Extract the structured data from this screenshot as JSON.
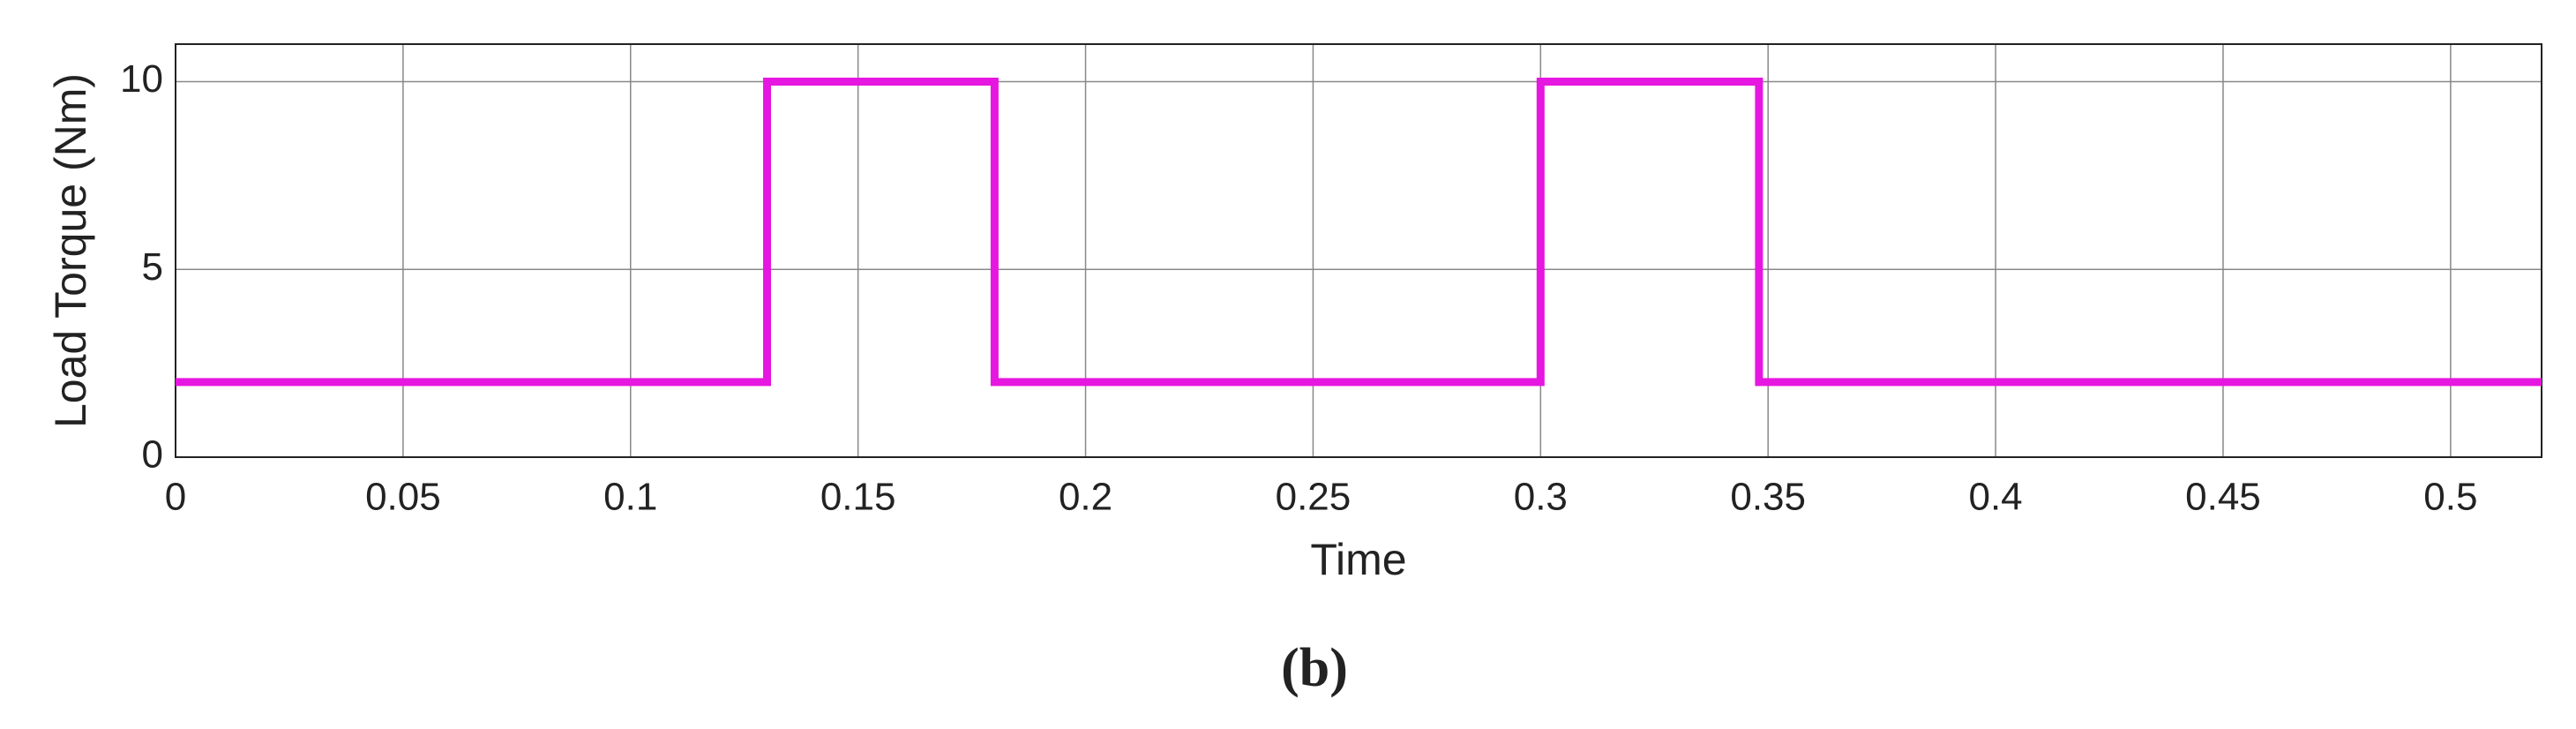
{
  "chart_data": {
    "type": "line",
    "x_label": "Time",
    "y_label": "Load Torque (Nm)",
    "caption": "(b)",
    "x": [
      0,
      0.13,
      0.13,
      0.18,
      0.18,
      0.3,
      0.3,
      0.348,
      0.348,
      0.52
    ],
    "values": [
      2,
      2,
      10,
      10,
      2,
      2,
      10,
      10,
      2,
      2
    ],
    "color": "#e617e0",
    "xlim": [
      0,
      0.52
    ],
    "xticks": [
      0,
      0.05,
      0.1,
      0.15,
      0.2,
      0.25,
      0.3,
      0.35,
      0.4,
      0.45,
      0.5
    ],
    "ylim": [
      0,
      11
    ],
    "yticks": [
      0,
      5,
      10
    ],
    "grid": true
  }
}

────────────────

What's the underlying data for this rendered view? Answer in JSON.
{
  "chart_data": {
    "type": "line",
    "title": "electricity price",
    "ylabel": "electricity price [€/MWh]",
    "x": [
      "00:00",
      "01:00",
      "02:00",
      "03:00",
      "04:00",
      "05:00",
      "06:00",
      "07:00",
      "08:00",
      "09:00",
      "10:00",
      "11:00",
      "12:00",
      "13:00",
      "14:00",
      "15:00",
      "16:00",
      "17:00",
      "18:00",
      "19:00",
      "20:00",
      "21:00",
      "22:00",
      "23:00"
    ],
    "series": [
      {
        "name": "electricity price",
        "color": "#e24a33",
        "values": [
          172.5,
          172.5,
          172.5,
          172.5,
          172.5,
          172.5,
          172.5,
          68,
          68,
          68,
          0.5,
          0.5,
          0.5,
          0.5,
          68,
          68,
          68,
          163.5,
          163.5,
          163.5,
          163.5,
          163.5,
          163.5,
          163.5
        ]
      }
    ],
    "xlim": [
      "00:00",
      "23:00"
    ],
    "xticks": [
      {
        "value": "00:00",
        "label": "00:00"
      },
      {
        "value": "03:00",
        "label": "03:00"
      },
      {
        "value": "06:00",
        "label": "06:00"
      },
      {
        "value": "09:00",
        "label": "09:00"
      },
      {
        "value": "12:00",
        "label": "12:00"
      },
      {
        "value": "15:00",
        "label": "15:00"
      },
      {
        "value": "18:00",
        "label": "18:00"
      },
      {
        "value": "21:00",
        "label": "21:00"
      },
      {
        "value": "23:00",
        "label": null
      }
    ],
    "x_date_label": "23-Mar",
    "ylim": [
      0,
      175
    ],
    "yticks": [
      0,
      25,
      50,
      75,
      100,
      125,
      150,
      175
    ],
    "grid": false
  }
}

────────────────

Stated task: Determine how many lines in the listing above hold the word "JSON", answering with the number only.

Task answer: 2